**What you are asked to do**. Pull each line with the string "hair" from the entries.

== Supplied data

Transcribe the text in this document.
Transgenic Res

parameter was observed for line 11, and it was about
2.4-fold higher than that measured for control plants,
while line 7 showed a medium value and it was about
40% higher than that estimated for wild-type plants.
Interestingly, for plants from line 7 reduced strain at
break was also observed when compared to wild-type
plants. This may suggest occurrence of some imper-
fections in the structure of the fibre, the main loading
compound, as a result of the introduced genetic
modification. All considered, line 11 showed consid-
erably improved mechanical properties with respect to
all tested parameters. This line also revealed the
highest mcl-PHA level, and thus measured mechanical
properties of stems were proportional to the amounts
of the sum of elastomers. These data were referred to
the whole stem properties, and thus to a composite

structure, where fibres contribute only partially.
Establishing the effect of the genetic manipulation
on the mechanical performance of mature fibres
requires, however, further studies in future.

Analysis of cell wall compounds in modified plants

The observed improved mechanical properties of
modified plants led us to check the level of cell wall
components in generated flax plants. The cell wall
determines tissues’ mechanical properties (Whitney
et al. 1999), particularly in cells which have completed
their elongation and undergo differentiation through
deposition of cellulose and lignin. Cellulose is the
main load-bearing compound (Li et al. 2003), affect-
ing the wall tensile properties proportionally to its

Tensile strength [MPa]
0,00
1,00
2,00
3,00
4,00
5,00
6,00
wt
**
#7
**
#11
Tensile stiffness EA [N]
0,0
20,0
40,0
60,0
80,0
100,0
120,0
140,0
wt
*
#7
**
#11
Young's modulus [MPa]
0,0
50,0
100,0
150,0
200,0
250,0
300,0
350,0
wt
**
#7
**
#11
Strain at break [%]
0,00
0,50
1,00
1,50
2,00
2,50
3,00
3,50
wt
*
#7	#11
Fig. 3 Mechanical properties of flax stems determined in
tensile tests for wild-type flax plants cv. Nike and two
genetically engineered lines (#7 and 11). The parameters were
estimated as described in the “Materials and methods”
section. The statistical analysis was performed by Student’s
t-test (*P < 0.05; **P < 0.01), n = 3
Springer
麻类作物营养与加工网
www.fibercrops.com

====
== Supplied data

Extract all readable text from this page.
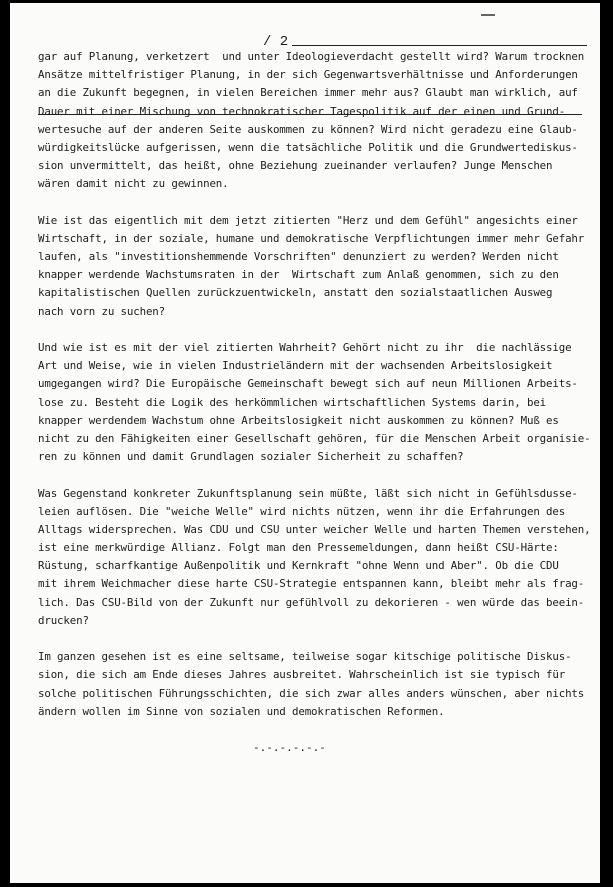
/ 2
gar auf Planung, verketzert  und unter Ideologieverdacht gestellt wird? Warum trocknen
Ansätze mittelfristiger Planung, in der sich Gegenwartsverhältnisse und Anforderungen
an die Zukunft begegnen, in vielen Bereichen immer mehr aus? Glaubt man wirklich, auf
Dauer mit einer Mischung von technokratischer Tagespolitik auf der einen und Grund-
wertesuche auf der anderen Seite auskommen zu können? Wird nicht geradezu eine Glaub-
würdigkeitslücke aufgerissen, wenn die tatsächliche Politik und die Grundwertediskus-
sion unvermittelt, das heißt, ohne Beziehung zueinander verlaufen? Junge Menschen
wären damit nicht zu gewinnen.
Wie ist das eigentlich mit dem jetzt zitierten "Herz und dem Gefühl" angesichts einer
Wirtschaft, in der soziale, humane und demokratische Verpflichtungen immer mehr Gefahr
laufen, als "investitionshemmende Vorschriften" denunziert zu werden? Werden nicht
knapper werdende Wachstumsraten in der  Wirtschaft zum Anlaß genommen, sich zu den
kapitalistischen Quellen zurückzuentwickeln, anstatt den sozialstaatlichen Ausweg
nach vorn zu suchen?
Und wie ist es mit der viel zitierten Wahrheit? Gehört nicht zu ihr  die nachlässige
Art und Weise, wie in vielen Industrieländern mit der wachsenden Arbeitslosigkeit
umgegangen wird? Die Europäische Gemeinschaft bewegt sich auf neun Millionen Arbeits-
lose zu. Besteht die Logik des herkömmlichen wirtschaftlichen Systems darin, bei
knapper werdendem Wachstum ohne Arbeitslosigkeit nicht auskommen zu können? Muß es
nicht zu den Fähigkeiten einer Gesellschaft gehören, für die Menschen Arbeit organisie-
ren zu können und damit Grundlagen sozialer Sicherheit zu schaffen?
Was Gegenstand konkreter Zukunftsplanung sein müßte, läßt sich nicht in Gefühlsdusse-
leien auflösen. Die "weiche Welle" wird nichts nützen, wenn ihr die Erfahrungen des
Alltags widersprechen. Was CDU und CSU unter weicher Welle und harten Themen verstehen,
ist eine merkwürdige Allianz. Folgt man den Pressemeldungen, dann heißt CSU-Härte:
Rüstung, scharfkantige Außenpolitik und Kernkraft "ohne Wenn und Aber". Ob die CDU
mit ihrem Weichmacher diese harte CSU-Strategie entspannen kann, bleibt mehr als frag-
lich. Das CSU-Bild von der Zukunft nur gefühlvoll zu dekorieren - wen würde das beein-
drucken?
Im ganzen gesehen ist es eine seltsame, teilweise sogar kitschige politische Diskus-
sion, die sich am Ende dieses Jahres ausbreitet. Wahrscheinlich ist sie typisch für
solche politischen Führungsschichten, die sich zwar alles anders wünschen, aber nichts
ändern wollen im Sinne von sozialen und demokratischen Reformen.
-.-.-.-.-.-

====
== Supplied data

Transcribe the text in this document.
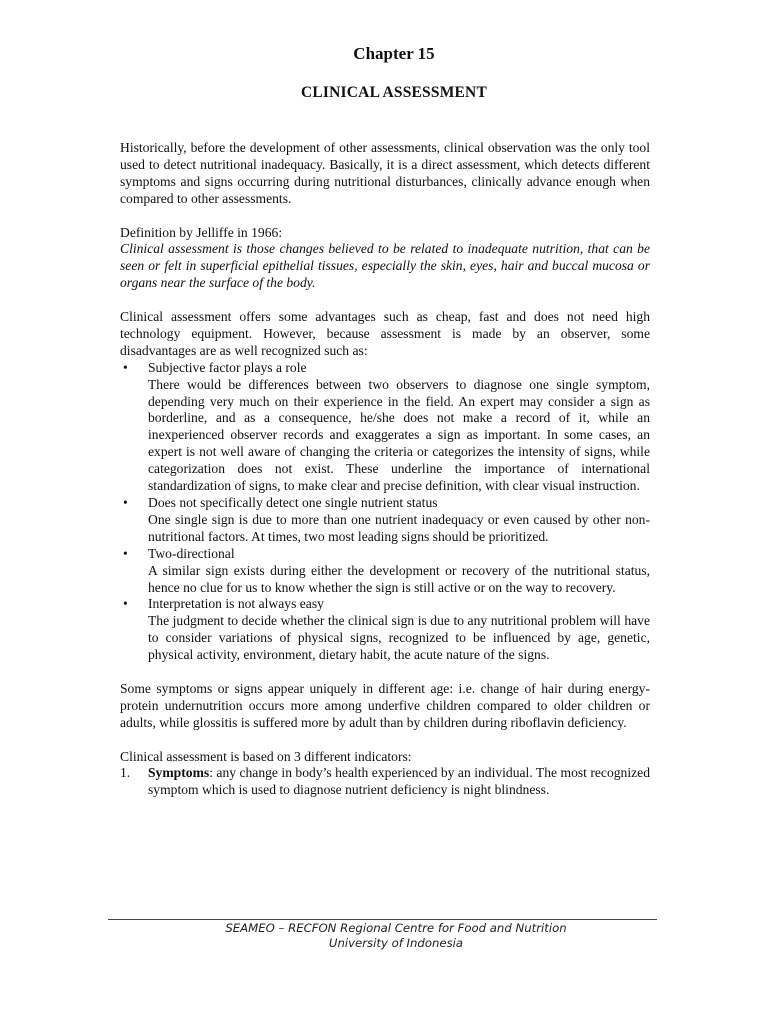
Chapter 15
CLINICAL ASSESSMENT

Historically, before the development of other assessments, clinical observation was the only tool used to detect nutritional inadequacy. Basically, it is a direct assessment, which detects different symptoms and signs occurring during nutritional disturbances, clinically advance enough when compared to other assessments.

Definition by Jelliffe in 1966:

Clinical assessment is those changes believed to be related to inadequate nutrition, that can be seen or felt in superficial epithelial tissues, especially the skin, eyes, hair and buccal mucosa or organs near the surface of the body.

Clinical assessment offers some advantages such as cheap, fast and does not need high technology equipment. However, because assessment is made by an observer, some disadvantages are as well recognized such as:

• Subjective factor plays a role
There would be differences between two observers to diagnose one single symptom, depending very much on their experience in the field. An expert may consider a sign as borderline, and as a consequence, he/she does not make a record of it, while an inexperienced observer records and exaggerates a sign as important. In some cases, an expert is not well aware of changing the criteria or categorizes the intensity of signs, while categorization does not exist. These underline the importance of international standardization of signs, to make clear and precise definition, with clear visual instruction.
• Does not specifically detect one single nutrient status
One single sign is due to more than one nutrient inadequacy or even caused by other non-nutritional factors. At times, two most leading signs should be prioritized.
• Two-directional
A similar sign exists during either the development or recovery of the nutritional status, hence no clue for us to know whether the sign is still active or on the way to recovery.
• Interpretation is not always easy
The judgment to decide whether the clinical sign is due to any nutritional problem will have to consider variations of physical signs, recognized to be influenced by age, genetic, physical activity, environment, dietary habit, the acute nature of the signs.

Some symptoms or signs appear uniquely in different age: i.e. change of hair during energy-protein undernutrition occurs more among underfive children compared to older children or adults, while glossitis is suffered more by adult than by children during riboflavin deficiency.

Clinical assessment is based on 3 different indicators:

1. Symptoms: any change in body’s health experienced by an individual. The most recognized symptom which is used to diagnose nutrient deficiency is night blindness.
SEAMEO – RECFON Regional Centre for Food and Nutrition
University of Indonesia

====

**Answer**.
Clinical assessment is those changes believed to be related to inadequate nutrition, that can be seen or felt in superficial epithelial tissues, especially the skin, eyes, hair and buccal mucosa or organs near the surface of the body.
Some symptoms or signs appear uniquely in different age: i.e. change of hair during energy-protein undernutrition occurs more among underfive children compared to older children or adults, while glossitis is suffered more by adult than by children during riboflavin deficiency.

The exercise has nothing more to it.